* START RECORD SET *

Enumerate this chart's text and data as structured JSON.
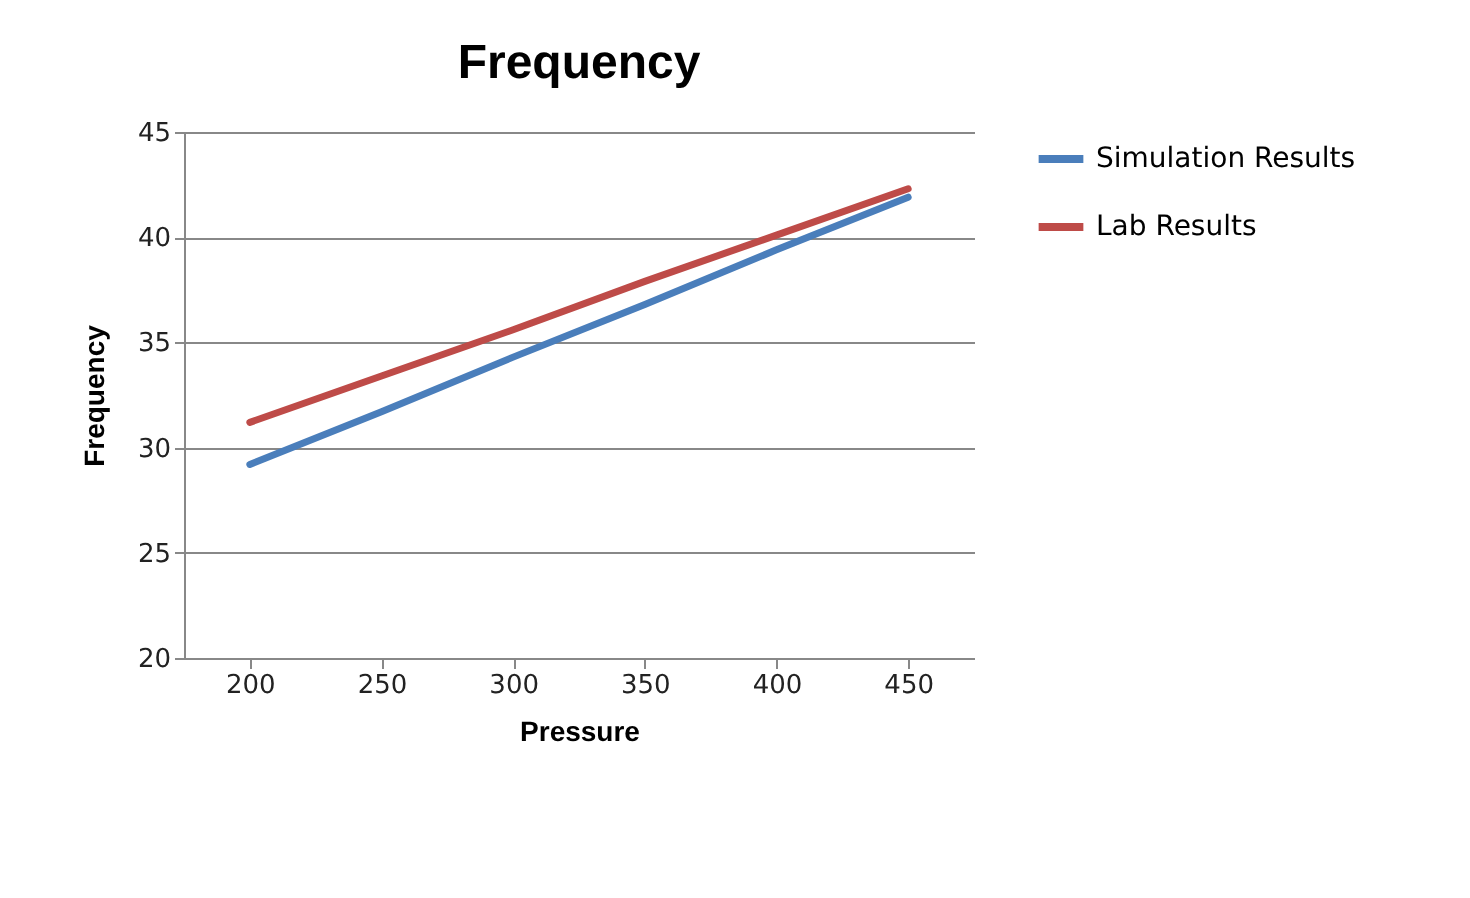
{
  "chart_data": {
    "type": "line",
    "title": "Frequency",
    "xlabel": "Pressure",
    "ylabel": "Frequency",
    "categories": [
      "200",
      "250",
      "300",
      "350",
      "400",
      "450"
    ],
    "series": [
      {
        "name": "Simulation Results",
        "color": "#4a7ebb",
        "values": [
          29.2,
          31.7,
          34.3,
          36.8,
          39.4,
          41.9
        ]
      },
      {
        "name": "Lab Results",
        "color": "#be4b48",
        "values": [
          31.2,
          33.4,
          35.6,
          37.9,
          40.1,
          42.3
        ]
      }
    ],
    "ylim": [
      20,
      45
    ],
    "yticks": [
      20,
      25,
      30,
      35,
      40,
      45
    ],
    "grid": "y",
    "legend": "right",
    "marker": "none",
    "line_style": "solid"
  }
}
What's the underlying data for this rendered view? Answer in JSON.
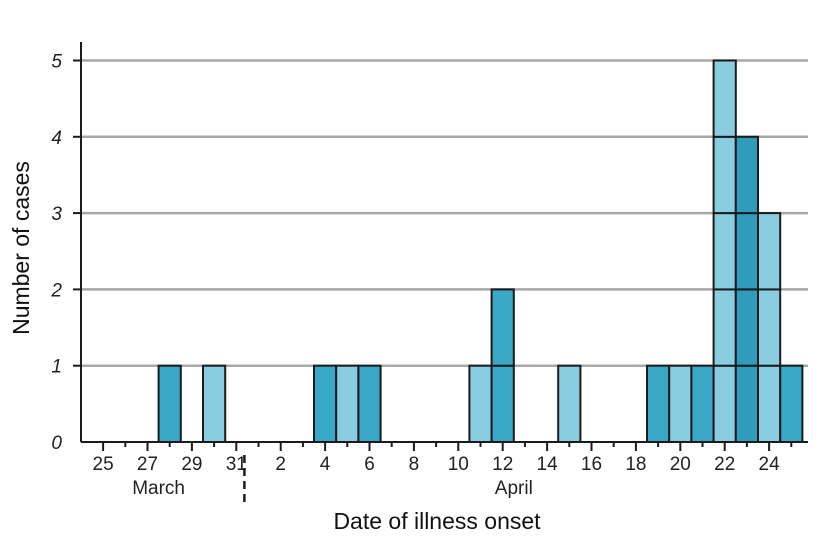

* END RECORD SET *

[STATED GOAL]
The pictures in the entries should be left out; output everything else exactly.

[TASK RESPONSE]
Enumerate this chart's text and data as structured JSON.
{
  "chart_data": {
    "type": "line",
    "title": "Frequency",
    "xlabel": "Pressure",
    "ylabel": "Frequency",
    "categories": [
      "200",
      "250",
      "300",
      "350",
      "400",
      "450"
    ],
    "series": [
      {
        "name": "Simulation Results",
        "color": "#4a7ebb",
        "values": [
          29.2,
          31.7,
          34.3,
          36.8,
          39.4,
          41.9
        ]
      },
      {
        "name": "Lab Results",
        "color": "#be4b48",
        "values": [
          31.2,
          33.4,
          35.6,
          37.9,
          40.1,
          42.3
        ]
      }
    ],
    "ylim": [
      20,
      45
    ],
    "yticks": [
      20,
      25,
      30,
      35,
      40,
      45
    ],
    "grid": "y",
    "legend": "right",
    "marker": "none",
    "line_style": "solid"
  }
}
What's the underlying data for this rendered view? Answer in JSON.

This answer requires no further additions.